* Start *
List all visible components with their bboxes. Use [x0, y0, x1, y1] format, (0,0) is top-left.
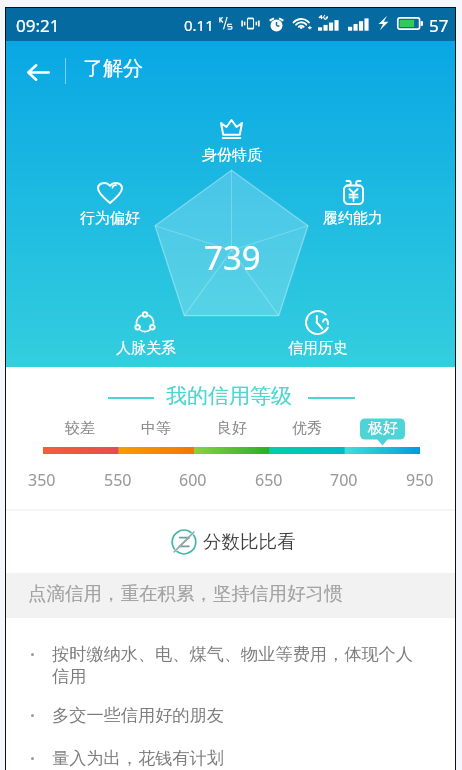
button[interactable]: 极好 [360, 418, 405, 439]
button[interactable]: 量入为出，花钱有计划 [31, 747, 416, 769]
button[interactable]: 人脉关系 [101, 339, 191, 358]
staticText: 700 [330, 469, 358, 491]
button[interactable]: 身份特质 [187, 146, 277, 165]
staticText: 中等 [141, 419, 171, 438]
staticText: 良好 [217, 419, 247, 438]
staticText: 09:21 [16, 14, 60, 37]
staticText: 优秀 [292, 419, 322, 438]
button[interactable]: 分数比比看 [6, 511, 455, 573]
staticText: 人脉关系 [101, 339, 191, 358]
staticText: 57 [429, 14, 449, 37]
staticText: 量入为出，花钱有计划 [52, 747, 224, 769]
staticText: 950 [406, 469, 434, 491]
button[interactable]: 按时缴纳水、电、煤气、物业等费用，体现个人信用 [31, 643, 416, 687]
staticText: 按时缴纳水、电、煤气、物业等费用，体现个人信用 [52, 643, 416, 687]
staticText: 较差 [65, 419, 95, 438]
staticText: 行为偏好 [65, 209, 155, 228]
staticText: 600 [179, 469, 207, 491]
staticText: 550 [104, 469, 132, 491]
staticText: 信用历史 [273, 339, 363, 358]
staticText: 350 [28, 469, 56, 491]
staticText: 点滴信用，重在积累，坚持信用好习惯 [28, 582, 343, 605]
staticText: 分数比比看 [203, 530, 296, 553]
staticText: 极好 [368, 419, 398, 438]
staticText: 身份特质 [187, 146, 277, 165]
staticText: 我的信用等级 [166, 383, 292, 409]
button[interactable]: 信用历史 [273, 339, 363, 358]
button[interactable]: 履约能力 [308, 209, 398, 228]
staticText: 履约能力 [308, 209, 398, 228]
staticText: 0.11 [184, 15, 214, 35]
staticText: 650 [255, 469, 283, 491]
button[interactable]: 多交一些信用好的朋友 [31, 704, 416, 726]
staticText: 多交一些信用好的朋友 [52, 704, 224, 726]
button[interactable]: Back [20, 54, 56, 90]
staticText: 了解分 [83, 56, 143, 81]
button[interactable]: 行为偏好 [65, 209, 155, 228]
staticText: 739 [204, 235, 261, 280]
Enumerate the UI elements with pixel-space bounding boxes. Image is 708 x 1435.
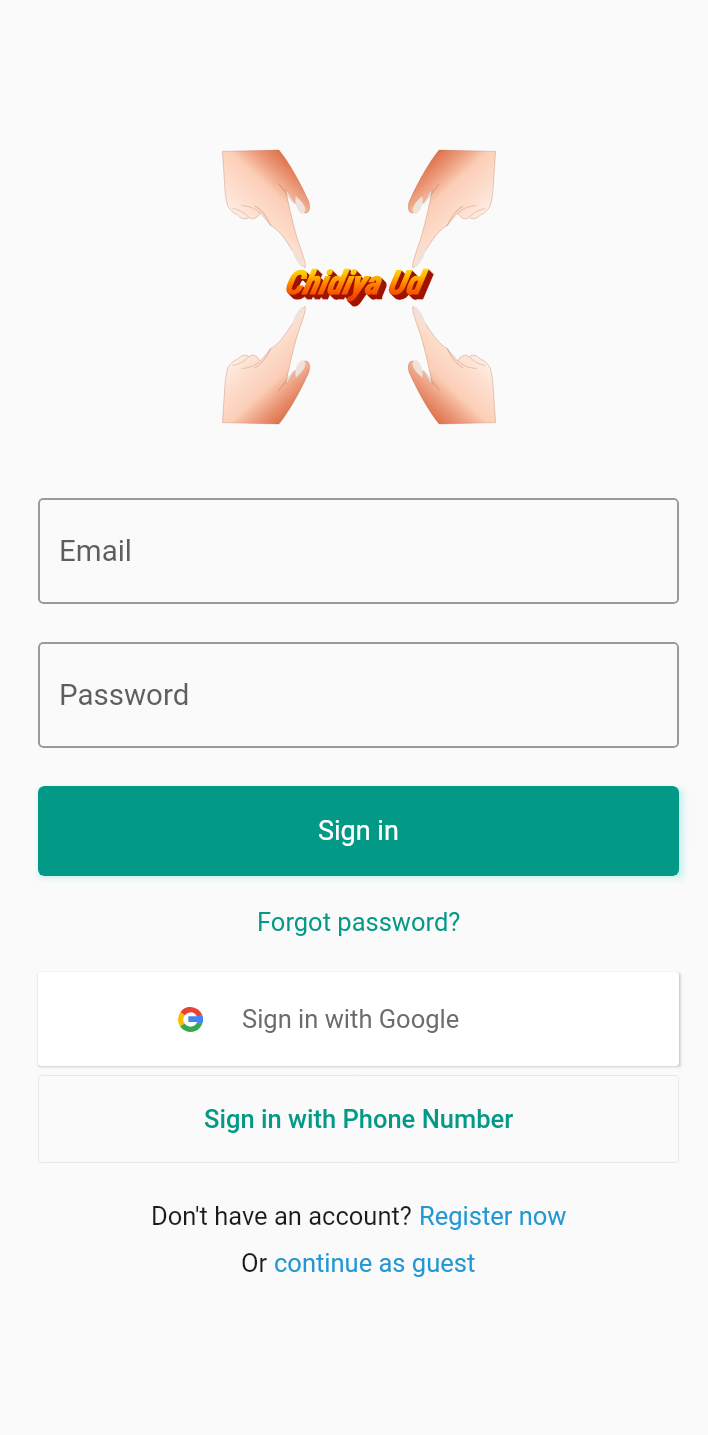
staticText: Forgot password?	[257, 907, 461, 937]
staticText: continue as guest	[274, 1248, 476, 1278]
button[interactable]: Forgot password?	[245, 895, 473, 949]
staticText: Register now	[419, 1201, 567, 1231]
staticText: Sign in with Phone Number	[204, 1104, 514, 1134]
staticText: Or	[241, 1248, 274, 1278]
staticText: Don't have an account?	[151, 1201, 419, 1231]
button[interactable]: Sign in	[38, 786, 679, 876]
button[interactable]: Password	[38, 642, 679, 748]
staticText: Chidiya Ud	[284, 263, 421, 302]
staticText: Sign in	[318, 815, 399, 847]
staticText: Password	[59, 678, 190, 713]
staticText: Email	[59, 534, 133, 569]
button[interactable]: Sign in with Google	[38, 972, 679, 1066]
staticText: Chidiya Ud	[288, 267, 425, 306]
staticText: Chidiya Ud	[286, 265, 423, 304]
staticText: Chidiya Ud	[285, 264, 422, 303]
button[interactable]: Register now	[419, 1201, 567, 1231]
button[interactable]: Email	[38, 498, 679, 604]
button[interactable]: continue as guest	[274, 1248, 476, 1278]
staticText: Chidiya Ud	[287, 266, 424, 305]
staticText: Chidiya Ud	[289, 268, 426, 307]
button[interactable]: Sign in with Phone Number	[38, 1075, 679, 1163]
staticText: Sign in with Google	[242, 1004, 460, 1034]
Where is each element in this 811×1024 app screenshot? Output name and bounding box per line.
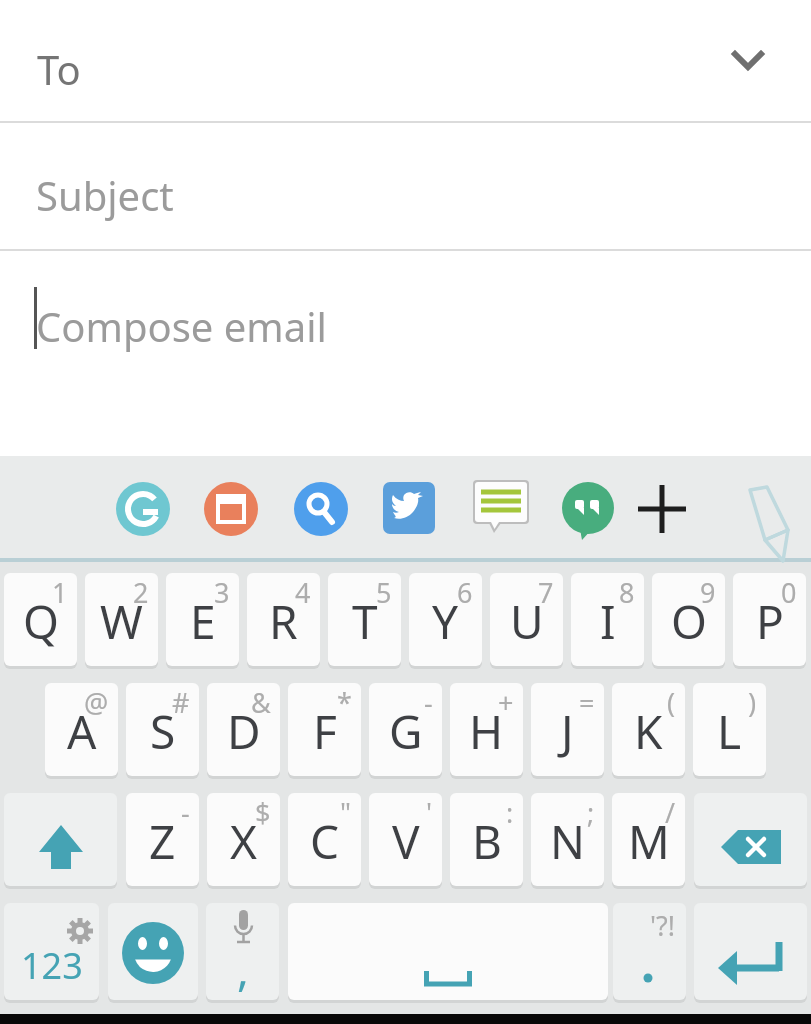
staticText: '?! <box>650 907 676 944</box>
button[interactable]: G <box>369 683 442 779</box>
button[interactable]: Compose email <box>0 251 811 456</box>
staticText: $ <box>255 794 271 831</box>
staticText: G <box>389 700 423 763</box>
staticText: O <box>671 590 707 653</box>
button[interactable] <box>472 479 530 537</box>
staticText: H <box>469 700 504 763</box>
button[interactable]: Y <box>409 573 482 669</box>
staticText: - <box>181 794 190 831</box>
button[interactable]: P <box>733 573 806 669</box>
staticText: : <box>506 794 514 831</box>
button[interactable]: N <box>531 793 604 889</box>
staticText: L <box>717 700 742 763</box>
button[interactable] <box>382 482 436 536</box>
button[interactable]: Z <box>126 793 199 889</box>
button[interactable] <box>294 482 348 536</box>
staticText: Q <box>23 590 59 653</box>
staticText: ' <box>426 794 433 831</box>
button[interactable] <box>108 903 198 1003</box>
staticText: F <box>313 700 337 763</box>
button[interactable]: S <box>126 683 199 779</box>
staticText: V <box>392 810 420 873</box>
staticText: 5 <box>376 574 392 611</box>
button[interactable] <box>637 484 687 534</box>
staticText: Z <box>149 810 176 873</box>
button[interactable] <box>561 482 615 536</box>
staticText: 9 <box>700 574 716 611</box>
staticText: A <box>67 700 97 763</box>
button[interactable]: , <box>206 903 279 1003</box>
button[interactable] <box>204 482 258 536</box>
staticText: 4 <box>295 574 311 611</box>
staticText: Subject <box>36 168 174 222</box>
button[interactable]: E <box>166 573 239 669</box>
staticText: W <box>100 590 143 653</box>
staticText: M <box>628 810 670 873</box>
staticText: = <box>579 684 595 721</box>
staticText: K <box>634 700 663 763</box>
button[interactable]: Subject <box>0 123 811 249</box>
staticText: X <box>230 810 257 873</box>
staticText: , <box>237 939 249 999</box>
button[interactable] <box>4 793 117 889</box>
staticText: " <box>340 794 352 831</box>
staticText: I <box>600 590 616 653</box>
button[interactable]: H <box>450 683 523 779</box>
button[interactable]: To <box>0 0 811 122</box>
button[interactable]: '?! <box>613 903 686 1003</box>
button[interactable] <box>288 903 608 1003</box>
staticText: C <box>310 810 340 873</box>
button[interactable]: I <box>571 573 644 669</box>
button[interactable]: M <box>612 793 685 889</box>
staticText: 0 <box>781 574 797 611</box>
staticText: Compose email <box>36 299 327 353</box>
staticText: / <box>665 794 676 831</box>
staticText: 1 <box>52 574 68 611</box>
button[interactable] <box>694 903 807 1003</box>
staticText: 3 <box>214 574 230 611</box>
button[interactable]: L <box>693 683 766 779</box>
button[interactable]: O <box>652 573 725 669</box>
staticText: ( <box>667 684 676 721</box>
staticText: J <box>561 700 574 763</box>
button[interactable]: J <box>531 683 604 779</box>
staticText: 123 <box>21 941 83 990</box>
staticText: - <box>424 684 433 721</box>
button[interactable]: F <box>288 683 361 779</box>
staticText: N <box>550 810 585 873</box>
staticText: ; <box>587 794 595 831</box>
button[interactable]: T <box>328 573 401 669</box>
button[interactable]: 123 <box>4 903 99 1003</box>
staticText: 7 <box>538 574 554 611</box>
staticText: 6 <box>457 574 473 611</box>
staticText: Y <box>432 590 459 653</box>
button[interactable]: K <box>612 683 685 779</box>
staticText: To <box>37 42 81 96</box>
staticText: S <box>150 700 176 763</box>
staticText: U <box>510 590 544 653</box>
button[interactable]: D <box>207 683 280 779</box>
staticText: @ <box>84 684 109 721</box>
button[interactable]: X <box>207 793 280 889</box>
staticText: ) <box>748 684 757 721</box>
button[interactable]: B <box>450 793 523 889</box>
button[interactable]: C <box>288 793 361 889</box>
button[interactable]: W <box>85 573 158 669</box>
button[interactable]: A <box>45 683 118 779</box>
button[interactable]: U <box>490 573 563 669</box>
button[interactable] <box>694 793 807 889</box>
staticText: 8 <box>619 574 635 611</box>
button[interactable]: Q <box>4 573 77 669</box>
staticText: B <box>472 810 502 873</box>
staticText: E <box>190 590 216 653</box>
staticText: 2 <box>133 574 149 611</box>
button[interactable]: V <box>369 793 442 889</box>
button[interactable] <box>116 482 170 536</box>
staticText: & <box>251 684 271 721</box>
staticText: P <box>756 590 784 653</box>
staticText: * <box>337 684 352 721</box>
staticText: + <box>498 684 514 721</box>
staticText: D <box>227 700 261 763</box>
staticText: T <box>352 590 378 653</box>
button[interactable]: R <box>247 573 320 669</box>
* End *
From the records, copy every line character for character, starting at the line containing "staticText: '?! <box>650 907 676 944</box>" and ending at the line containing "button[interactable] <box>472 479". Include both of those end lines.

→ **Problem solution**
staticText: '?! <box>650 907 676 944</box>
button[interactable]: G <box>369 683 442 779</box>
button[interactable]: Compose email <box>0 251 811 456</box>
staticText: $ <box>255 794 271 831</box>
staticText: G <box>389 700 423 763</box>
staticText: O <box>671 590 707 653</box>
button[interactable] <box>472 479 530 537</box>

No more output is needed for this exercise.